[What the task asks]:
What does the post on favorite albums of 2016 say about each of the following?
(a) By what year had the writer almost entirely buried the memory of emo?
(b) What is the title of the latest Jimmy Eat World album mentioned?
(c) Which Anderson .Paak album dominated the summer?

[Excerpt]:
Favorite Albums of 2016
This year man, this freakin’ year…
With the unrelenting torrent of bullshit that was most of 2016 almost behind us, it’s time to look back at one of the bright spots in a year full of dark corners —the music. Much has been made of all of the musical icons that we lost in the past year. But amid all that loss were some really great records that should give any music lover hope for the future.
Emo’s revival is apparently in full swing. I was not prepared for this. Emo was a brief but brightly burned memory in my early 20s that I had almost entirely buried by 2005 (a handful of Get Up Kids songs notwithstanding). I must say that some of the results of this revival — PUP, Pinegrove, The Hotelier, Martha — have been much more promising than the whiny, heartsleeved Dashboard Confessional-clones that overwhelmed the genre the last time around. Heck, early 2000s proponents of sweaty, underwear-only house parties Jimmy Eat World even got a fair amount of publicity for their latest album, Integrity Blues.
But I digress…
The newest wave of “outlaw” country music continued to spread it’s wings. I grew up with Johnny, Willie, Waylon, and Merle, so it has been a real treat to see Sturgill Simpson, Robert Ellis, and Portland’s-own Richmond Fontaine release fantastic albums this year.
Jazz, soul, and funk kept seeping into hip-hop. Or maybe it’s the other way around…either way, the result was a summer dominated by Anderson .Paak ’s stellar Malibu. (nxworries wasn’t too shabby, either)

[Spatial annotation records]:
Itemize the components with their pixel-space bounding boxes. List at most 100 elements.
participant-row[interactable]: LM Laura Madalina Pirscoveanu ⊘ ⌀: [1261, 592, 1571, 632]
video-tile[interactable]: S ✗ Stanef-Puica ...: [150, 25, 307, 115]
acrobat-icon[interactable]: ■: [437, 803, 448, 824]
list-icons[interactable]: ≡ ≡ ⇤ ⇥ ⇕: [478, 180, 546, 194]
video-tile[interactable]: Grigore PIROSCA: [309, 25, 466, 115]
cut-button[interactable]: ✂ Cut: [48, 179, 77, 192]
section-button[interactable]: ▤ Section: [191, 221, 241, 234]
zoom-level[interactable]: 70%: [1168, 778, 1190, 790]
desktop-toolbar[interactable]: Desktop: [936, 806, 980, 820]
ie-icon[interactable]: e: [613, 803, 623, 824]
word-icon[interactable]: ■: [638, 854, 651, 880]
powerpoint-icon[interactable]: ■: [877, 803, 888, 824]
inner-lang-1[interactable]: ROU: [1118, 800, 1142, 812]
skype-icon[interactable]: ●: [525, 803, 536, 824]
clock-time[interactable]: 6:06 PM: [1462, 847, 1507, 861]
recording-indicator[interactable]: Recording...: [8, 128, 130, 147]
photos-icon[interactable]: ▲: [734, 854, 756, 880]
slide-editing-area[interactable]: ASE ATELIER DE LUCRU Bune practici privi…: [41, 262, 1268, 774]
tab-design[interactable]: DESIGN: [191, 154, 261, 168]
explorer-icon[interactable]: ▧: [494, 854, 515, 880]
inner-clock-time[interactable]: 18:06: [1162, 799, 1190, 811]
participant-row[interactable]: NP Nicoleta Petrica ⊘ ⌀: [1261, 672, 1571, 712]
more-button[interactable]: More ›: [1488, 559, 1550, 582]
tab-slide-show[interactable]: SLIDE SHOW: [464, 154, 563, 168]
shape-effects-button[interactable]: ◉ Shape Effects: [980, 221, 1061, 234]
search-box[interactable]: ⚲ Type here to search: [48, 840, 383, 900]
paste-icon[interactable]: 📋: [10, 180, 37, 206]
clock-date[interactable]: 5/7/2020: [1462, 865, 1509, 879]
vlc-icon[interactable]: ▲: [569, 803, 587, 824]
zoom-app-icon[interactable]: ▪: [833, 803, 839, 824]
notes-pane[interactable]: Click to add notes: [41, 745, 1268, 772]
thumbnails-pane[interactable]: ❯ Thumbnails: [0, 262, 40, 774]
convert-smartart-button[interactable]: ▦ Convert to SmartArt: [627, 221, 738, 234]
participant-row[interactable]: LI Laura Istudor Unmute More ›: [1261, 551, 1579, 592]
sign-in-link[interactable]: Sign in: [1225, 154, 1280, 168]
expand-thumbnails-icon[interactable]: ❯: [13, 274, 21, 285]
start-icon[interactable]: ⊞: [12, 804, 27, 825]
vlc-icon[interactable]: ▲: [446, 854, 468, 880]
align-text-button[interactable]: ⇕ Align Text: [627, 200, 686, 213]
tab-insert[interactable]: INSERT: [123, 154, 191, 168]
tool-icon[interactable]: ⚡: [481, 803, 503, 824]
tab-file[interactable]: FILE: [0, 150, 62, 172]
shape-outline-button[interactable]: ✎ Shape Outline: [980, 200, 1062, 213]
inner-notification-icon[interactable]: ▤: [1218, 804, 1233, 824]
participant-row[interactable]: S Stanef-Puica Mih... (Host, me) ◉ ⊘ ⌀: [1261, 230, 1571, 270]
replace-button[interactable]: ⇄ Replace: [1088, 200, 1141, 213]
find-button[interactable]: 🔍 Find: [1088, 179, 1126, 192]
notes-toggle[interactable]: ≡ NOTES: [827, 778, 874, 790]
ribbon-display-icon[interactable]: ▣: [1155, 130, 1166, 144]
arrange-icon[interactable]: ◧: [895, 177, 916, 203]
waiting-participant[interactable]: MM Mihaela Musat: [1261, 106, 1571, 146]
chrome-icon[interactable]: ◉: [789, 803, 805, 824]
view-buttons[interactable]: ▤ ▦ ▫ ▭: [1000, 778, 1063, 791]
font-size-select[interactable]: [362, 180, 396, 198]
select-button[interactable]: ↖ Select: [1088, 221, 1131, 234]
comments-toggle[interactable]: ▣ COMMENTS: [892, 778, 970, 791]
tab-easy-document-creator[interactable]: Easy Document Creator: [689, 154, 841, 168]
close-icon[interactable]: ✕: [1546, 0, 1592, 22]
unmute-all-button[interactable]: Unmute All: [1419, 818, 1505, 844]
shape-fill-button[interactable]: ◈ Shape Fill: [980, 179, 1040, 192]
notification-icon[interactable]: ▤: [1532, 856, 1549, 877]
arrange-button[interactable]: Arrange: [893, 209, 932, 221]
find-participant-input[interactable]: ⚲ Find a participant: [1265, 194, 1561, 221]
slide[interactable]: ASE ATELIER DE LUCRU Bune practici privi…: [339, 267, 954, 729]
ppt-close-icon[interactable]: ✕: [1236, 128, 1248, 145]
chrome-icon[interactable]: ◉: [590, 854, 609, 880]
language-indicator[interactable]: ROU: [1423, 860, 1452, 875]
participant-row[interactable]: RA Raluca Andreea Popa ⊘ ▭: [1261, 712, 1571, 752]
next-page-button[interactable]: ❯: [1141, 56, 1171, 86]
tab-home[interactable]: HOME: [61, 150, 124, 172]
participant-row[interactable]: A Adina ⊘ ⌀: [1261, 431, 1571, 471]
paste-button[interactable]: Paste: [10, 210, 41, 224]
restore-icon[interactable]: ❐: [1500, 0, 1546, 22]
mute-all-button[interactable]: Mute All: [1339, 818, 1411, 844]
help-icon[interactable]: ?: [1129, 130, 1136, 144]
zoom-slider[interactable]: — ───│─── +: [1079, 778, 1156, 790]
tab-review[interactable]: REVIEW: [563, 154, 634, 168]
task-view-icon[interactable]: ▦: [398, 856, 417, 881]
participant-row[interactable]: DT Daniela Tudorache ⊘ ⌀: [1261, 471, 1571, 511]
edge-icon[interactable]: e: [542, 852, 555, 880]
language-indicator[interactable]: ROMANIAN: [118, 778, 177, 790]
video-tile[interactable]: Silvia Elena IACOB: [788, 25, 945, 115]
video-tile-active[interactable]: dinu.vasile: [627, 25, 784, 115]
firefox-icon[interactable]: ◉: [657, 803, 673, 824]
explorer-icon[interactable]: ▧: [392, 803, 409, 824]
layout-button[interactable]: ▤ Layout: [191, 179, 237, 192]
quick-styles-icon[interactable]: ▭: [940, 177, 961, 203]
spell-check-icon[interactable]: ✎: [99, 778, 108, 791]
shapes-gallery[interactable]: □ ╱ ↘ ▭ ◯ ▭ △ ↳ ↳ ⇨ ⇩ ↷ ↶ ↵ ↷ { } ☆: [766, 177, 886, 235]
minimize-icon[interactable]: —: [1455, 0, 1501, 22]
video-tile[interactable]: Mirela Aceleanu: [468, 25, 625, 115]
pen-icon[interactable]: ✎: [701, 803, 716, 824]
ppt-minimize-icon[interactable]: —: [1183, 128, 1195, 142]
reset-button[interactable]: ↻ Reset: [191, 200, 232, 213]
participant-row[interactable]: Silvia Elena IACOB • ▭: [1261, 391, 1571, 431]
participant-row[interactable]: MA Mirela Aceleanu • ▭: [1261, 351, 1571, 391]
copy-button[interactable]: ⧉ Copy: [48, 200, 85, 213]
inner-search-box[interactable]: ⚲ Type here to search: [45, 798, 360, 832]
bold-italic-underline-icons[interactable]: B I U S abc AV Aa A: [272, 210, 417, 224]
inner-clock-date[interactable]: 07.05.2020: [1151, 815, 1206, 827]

[The completed task]:
(a) 2005
(b) Integrity Blues
(c) Malibu